### [YOUR TASK]
Write out the listing below without alteration, omitting its pictures.

### [SOURCE MATERIAL]
--- Begin ---

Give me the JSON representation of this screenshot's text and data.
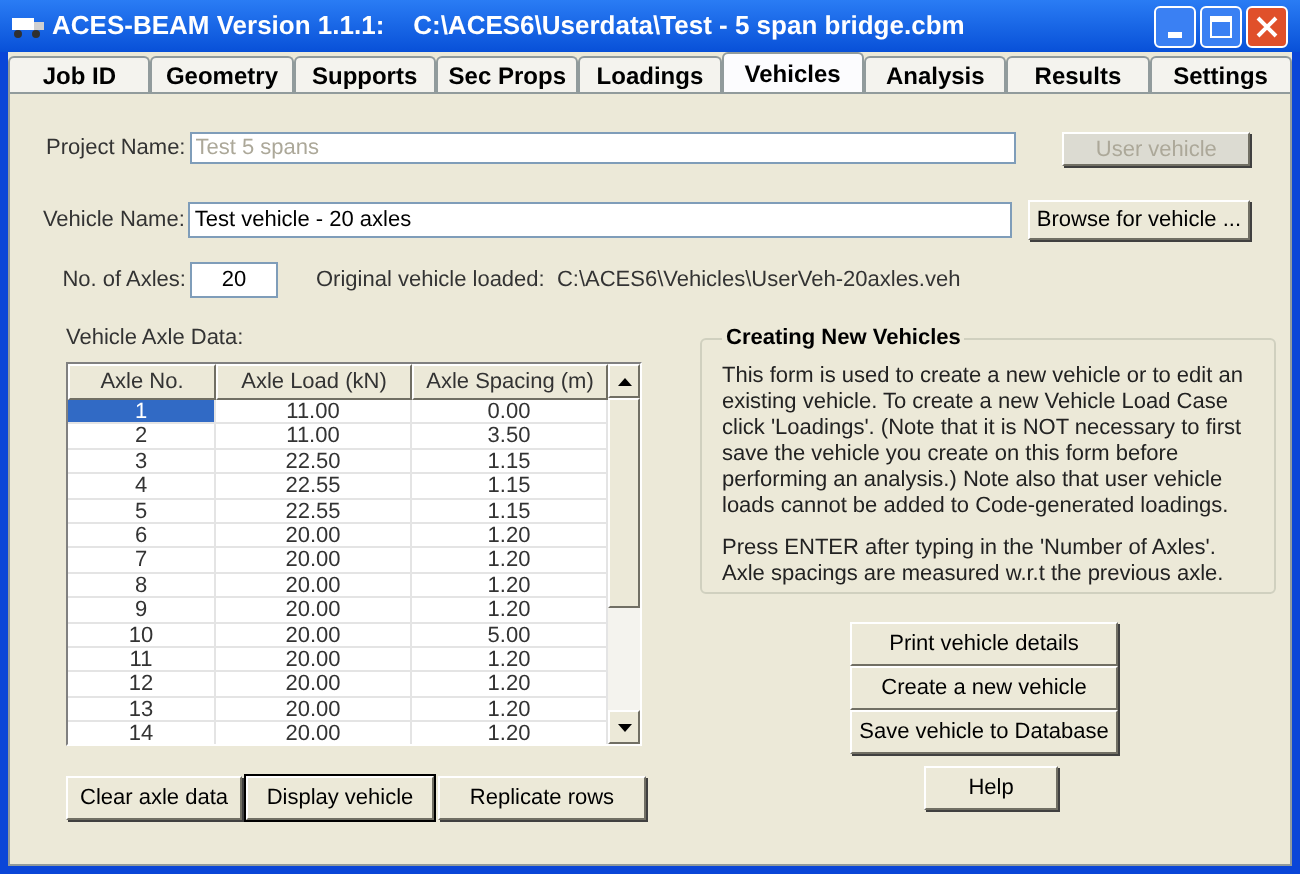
{
  "window": {
    "title": "ACES-BEAM Version 1.1.1:    C:\\ACES6\\Userdata\\Test - 5 span bridge.cbm"
  },
  "tabs": [
    {
      "label": "Job ID",
      "selected": false
    },
    {
      "label": "Geometry",
      "selected": false
    },
    {
      "label": "Supports",
      "selected": false
    },
    {
      "label": "Sec Props",
      "selected": false
    },
    {
      "label": "Loadings",
      "selected": false
    },
    {
      "label": "Vehicles",
      "selected": true
    },
    {
      "label": "Analysis",
      "selected": false
    },
    {
      "label": "Results",
      "selected": false
    },
    {
      "label": "Settings",
      "selected": false
    }
  ],
  "project_name": {
    "label": "Project Name:",
    "value": "Test 5 spans",
    "disabled": true
  },
  "user_vehicle_button": {
    "label": "User vehicle",
    "disabled": true
  },
  "vehicle_name": {
    "label": "Vehicle Name:",
    "value": "Test vehicle - 20 axles"
  },
  "browse_button": {
    "label": "Browse for vehicle ..."
  },
  "axles": {
    "label": "No. of Axles:",
    "value": "20"
  },
  "original_vehicle": "Original vehicle loaded:  C:\\ACES6\\Vehicles\\UserVeh-20axles.veh",
  "table": {
    "label": "Vehicle Axle Data:",
    "columns": [
      "Axle No.",
      "Axle Load  (kN)",
      "Axle Spacing  (m)"
    ],
    "rows": [
      {
        "cells": [
          "1",
          "11.00",
          "0.00"
        ],
        "selected": true
      },
      {
        "cells": [
          "2",
          "11.00",
          "3.50"
        ],
        "selected": false
      },
      {
        "cells": [
          "3",
          "22.50",
          "1.15"
        ],
        "selected": false
      },
      {
        "cells": [
          "4",
          "22.55",
          "1.15"
        ],
        "selected": false
      },
      {
        "cells": [
          "5",
          "22.55",
          "1.15"
        ],
        "selected": false
      },
      {
        "cells": [
          "6",
          "20.00",
          "1.20"
        ],
        "selected": false
      },
      {
        "cells": [
          "7",
          "20.00",
          "1.20"
        ],
        "selected": false
      },
      {
        "cells": [
          "8",
          "20.00",
          "1.20"
        ],
        "selected": false
      },
      {
        "cells": [
          "9",
          "20.00",
          "1.20"
        ],
        "selected": false
      },
      {
        "cells": [
          "10",
          "20.00",
          "5.00"
        ],
        "selected": false
      },
      {
        "cells": [
          "11",
          "20.00",
          "1.20"
        ],
        "selected": false
      },
      {
        "cells": [
          "12",
          "20.00",
          "1.20"
        ],
        "selected": false
      },
      {
        "cells": [
          "13",
          "20.00",
          "1.20"
        ],
        "selected": false
      },
      {
        "cells": [
          "14",
          "20.00",
          "1.20"
        ],
        "selected": false
      }
    ]
  },
  "table_buttons": [
    {
      "label": "Clear axle data",
      "focused": false
    },
    {
      "label": "Display vehicle",
      "focused": true
    },
    {
      "label": "Replicate rows",
      "focused": false
    }
  ],
  "info_box": {
    "title": "Creating New Vehicles",
    "paragraphs": [
      "This form is used to create a new vehicle or to edit an existing vehicle. To create a new Vehicle Load Case click 'Loadings'.  (Note that it is NOT necessary to  first save the vehicle you create on this form before performing an analysis.)  Note also that user vehicle loads cannot be added to Code-generated loadings.",
      "Press ENTER after typing in the 'Number of Axles'. Axle spacings are measured w.r.t the previous axle."
    ]
  },
  "action_buttons": [
    "Print vehicle details",
    "Create a new vehicle",
    "Save vehicle to Database"
  ],
  "help_button": "Help"
}
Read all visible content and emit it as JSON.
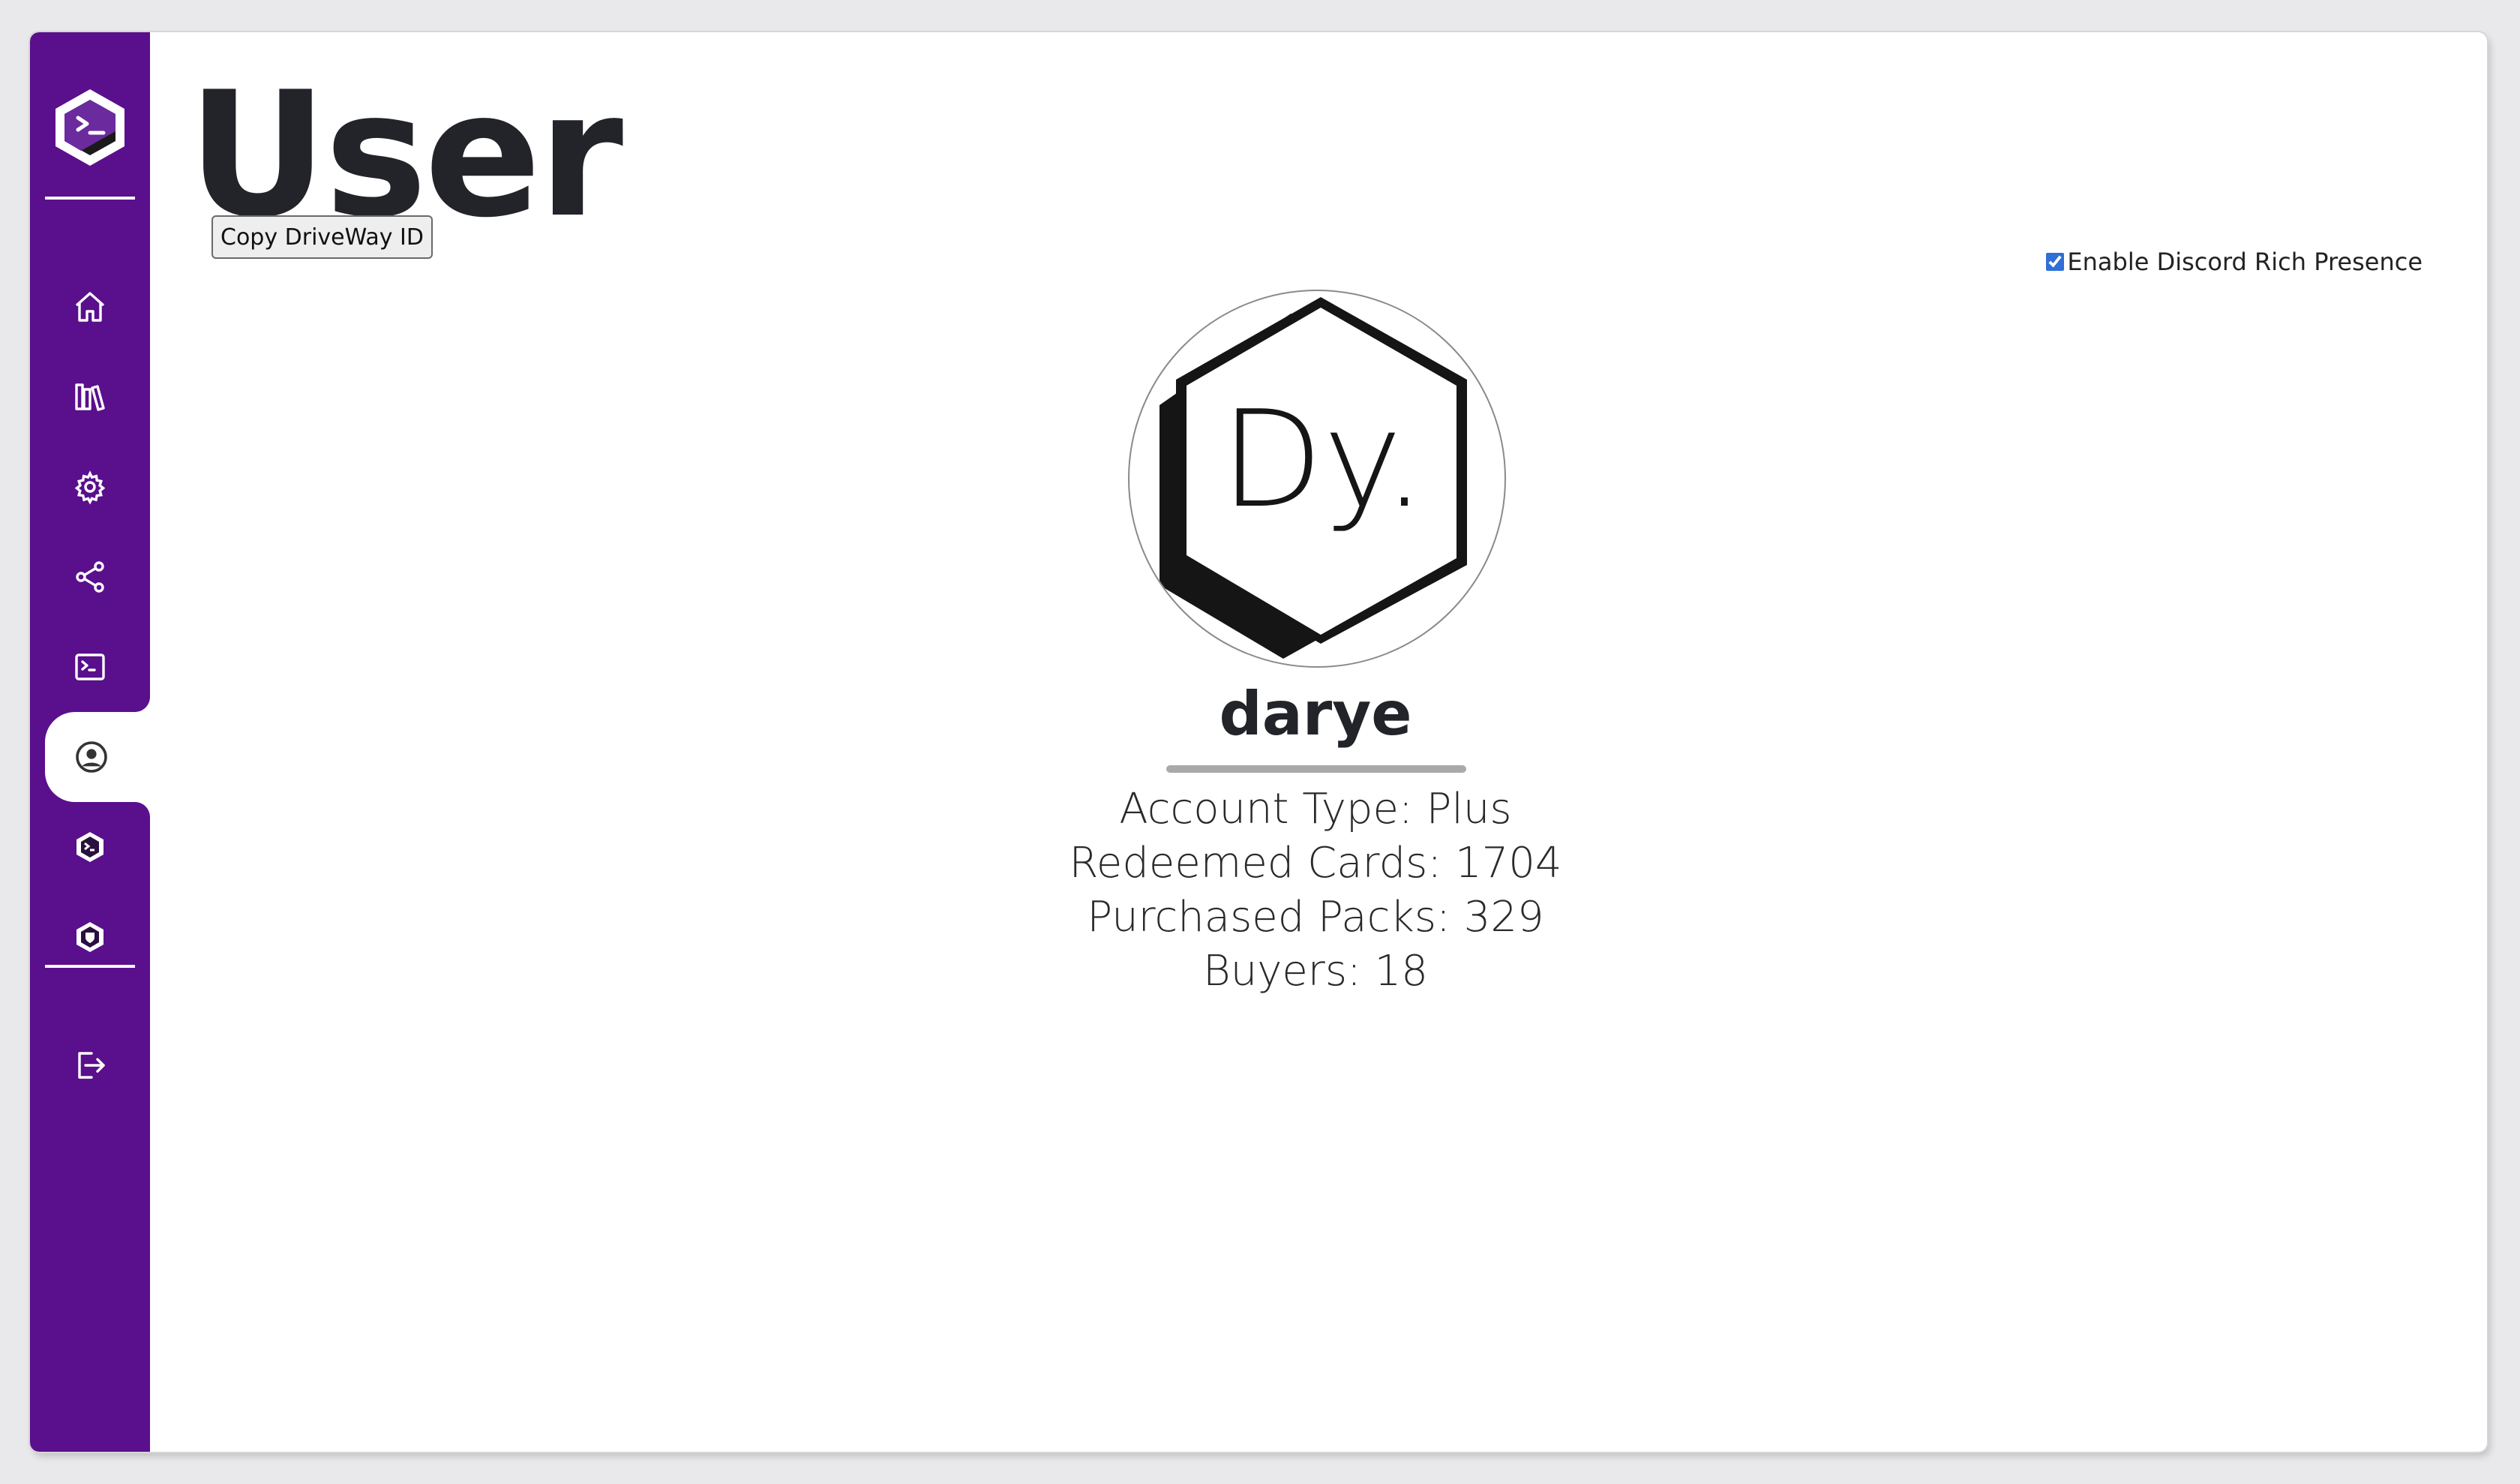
{
  "page": {
    "title": "User"
  },
  "toolbar": {
    "copy_id_label": "Copy DriveWay ID"
  },
  "discord": {
    "label": "Enable Discord Rich Presence",
    "checked": true
  },
  "sidebar": {
    "items": [
      {
        "name": "home",
        "icon": "home-icon"
      },
      {
        "name": "library",
        "icon": "library-icon"
      },
      {
        "name": "settings",
        "icon": "gear-icon"
      },
      {
        "name": "share",
        "icon": "share-icon"
      },
      {
        "name": "terminal",
        "icon": "terminal-icon"
      },
      {
        "name": "user",
        "icon": "user-circle-icon",
        "active": true
      },
      {
        "name": "app-badge-1",
        "icon": "terminal-badge-icon"
      },
      {
        "name": "app-badge-2",
        "icon": "shield-badge-icon"
      },
      {
        "name": "logout",
        "icon": "logout-icon"
      }
    ]
  },
  "profile": {
    "avatar_text": "Dy.",
    "username": "darye",
    "stats": {
      "account_type": "Account Type: Plus",
      "redeemed_cards": "Redeemed Cards: 1704",
      "purchased_packs": "Purchased Packs: 329",
      "buyers": "Buyers: 18"
    }
  },
  "colors": {
    "sidebar": "#5a0f8c",
    "title": "#222429",
    "background": "#ffffff"
  }
}
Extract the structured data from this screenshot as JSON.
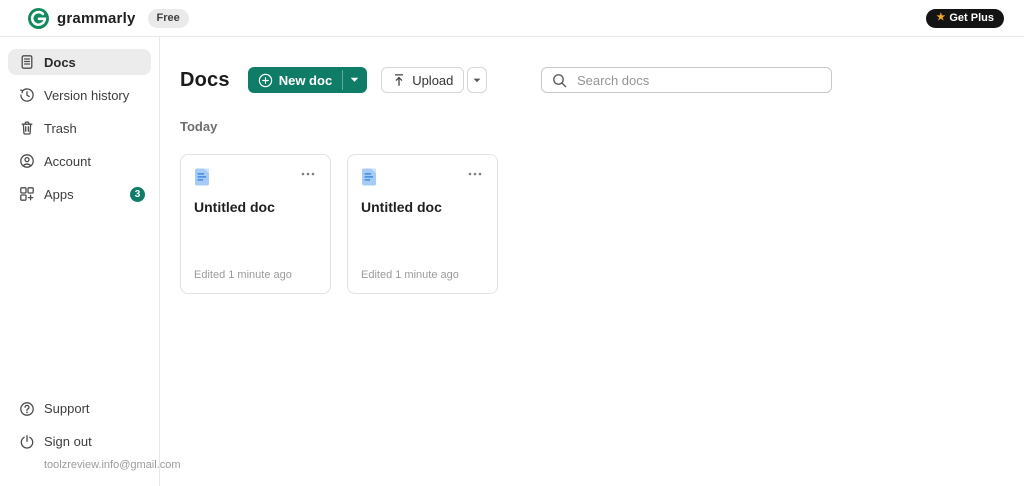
{
  "brand": {
    "wordmark": "grammarly",
    "plan_badge": "Free",
    "get_plus_label": "Get Plus"
  },
  "icons": {
    "star": "★"
  },
  "colors": {
    "brand_green": "#128A5E",
    "accent_green": "#0E7C66",
    "get_plus_black": "#141414",
    "star_gold": "#F5A623",
    "doc_icon_blue": "#A6CBF4",
    "doc_icon_dark_blue": "#4E92E6"
  },
  "sidebar": {
    "items": [
      {
        "label": "Docs",
        "active": true
      },
      {
        "label": "Version history",
        "active": false
      },
      {
        "label": "Trash",
        "active": false
      },
      {
        "label": "Account",
        "active": false
      },
      {
        "label": "Apps",
        "active": false,
        "badge": "3"
      }
    ],
    "footer": {
      "support_label": "Support",
      "sign_out_label": "Sign out",
      "account_email": "toolzreview.info@gmail.com"
    }
  },
  "main": {
    "title": "Docs",
    "new_doc_label": "New doc",
    "upload_label": "Upload",
    "search_placeholder": "Search docs",
    "section_label": "Today",
    "docs": [
      {
        "title": "Untitled doc",
        "edited": "Edited 1 minute ago"
      },
      {
        "title": "Untitled doc",
        "edited": "Edited 1 minute ago"
      }
    ]
  }
}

--- End ---

### [SOLUTION FOR THIS TASK]
Give me the JSON representation of this screenshot's text and data.
{
  "window": {
    "title": "ACES-BEAM Version 1.1.1:    C:\\ACES6\\Userdata\\Test - 5 span bridge.cbm"
  },
  "tabs": [
    {
      "label": "Job ID",
      "selected": false
    },
    {
      "label": "Geometry",
      "selected": false
    },
    {
      "label": "Supports",
      "selected": false
    },
    {
      "label": "Sec Props",
      "selected": false
    },
    {
      "label": "Loadings",
      "selected": false
    },
    {
      "label": "Vehicles",
      "selected": true
    },
    {
      "label": "Analysis",
      "selected": false
    },
    {
      "label": "Results",
      "selected": false
    },
    {
      "label": "Settings",
      "selected": false
    }
  ],
  "project_name": {
    "label": "Project Name:",
    "value": "Test 5 spans",
    "disabled": true
  },
  "user_vehicle_button": {
    "label": "User vehicle",
    "disabled": true
  },
  "vehicle_name": {
    "label": "Vehicle Name:",
    "value": "Test vehicle - 20 axles"
  },
  "browse_button": {
    "label": "Browse for vehicle ..."
  },
  "axles": {
    "label": "No. of Axles:",
    "value": "20"
  },
  "original_vehicle": "Original vehicle loaded:  C:\\ACES6\\Vehicles\\UserVeh-20axles.veh",
  "table": {
    "label": "Vehicle Axle Data:",
    "columns": [
      "Axle No.",
      "Axle Load  (kN)",
      "Axle Spacing  (m)"
    ],
    "rows": [
      {
        "cells": [
          "1",
          "11.00",
          "0.00"
        ],
        "selected": true
      },
      {
        "cells": [
          "2",
          "11.00",
          "3.50"
        ],
        "selected": false
      },
      {
        "cells": [
          "3",
          "22.50",
          "1.15"
        ],
        "selected": false
      },
      {
        "cells": [
          "4",
          "22.55",
          "1.15"
        ],
        "selected": false
      },
      {
        "cells": [
          "5",
          "22.55",
          "1.15"
        ],
        "selected": false
      },
      {
        "cells": [
          "6",
          "20.00",
          "1.20"
        ],
        "selected": false
      },
      {
        "cells": [
          "7",
          "20.00",
          "1.20"
        ],
        "selected": false
      },
      {
        "cells": [
          "8",
          "20.00",
          "1.20"
        ],
        "selected": false
      },
      {
        "cells": [
          "9",
          "20.00",
          "1.20"
        ],
        "selected": false
      },
      {
        "cells": [
          "10",
          "20.00",
          "5.00"
        ],
        "selected": false
      },
      {
        "cells": [
          "11",
          "20.00",
          "1.20"
        ],
        "selected": false
      },
      {
        "cells": [
          "12",
          "20.00",
          "1.20"
        ],
        "selected": false
      },
      {
        "cells": [
          "13",
          "20.00",
          "1.20"
        ],
        "selected": false
      },
      {
        "cells": [
          "14",
          "20.00",
          "1.20"
        ],
        "selected": false
      }
    ]
  },
  "table_buttons": [
    {
      "label": "Clear axle data",
      "focused": false
    },
    {
      "label": "Display vehicle",
      "focused": true
    },
    {
      "label": "Replicate rows",
      "focused": false
    }
  ],
  "info_box": {
    "title": "Creating New Vehicles",
    "paragraphs": [
      "This form is used to create a new vehicle or to edit an existing vehicle. To create a new Vehicle Load Case click 'Loadings'.  (Note that it is NOT necessary to  first save the vehicle you create on this form before performing an analysis.)  Note also that user vehicle loads cannot be added to Code-generated loadings.",
      "Press ENTER after typing in the 'Number of Axles'. Axle spacings are measured w.r.t the previous axle."
    ]
  },
  "action_buttons": [
    "Print vehicle details",
    "Create a new vehicle",
    "Save vehicle to Database"
  ],
  "help_button": "Help"
}
Read all visible content and emit it as JSON.
{
  "page": {
    "title": "User"
  },
  "toolbar": {
    "copy_id_label": "Copy DriveWay ID"
  },
  "discord": {
    "label": "Enable Discord Rich Presence",
    "checked": true
  },
  "sidebar": {
    "items": [
      {
        "name": "home",
        "icon": "home-icon"
      },
      {
        "name": "library",
        "icon": "library-icon"
      },
      {
        "name": "settings",
        "icon": "gear-icon"
      },
      {
        "name": "share",
        "icon": "share-icon"
      },
      {
        "name": "terminal",
        "icon": "terminal-icon"
      },
      {
        "name": "user",
        "icon": "user-circle-icon",
        "active": true
      },
      {
        "name": "app-badge-1",
        "icon": "terminal-badge-icon"
      },
      {
        "name": "app-badge-2",
        "icon": "shield-badge-icon"
      },
      {
        "name": "logout",
        "icon": "logout-icon"
      }
    ]
  },
  "profile": {
    "avatar_text": "Dy.",
    "username": "darye",
    "stats": {
      "account_type": "Account Type: Plus",
      "redeemed_cards": "Redeemed Cards: 1704",
      "purchased_packs": "Purchased Packs: 329",
      "buyers": "Buyers: 18"
    }
  },
  "colors": {
    "sidebar": "#5a0f8c",
    "title": "#222429",
    "background": "#ffffff"
  }
}
Extract the structured data from this screenshot as JSON.
{
  "brand": {
    "wordmark": "grammarly",
    "plan_badge": "Free",
    "get_plus_label": "Get Plus"
  },
  "icons": {
    "star": "★"
  },
  "colors": {
    "brand_green": "#128A5E",
    "accent_green": "#0E7C66",
    "get_plus_black": "#141414",
    "star_gold": "#F5A623",
    "doc_icon_blue": "#A6CBF4",
    "doc_icon_dark_blue": "#4E92E6"
  },
  "sidebar": {
    "items": [
      {
        "label": "Docs",
        "active": true
      },
      {
        "label": "Version history",
        "active": false
      },
      {
        "label": "Trash",
        "active": false
      },
      {
        "label": "Account",
        "active": false
      },
      {
        "label": "Apps",
        "active": false,
        "badge": "3"
      }
    ],
    "footer": {
      "support_label": "Support",
      "sign_out_label": "Sign out",
      "account_email": "toolzreview.info@gmail.com"
    }
  },
  "main": {
    "title": "Docs",
    "new_doc_label": "New doc",
    "upload_label": "Upload",
    "search_placeholder": "Search docs",
    "section_label": "Today",
    "docs": [
      {
        "title": "Untitled doc",
        "edited": "Edited 1 minute ago"
      },
      {
        "title": "Untitled doc",
        "edited": "Edited 1 minute ago"
      }
    ]
  }
}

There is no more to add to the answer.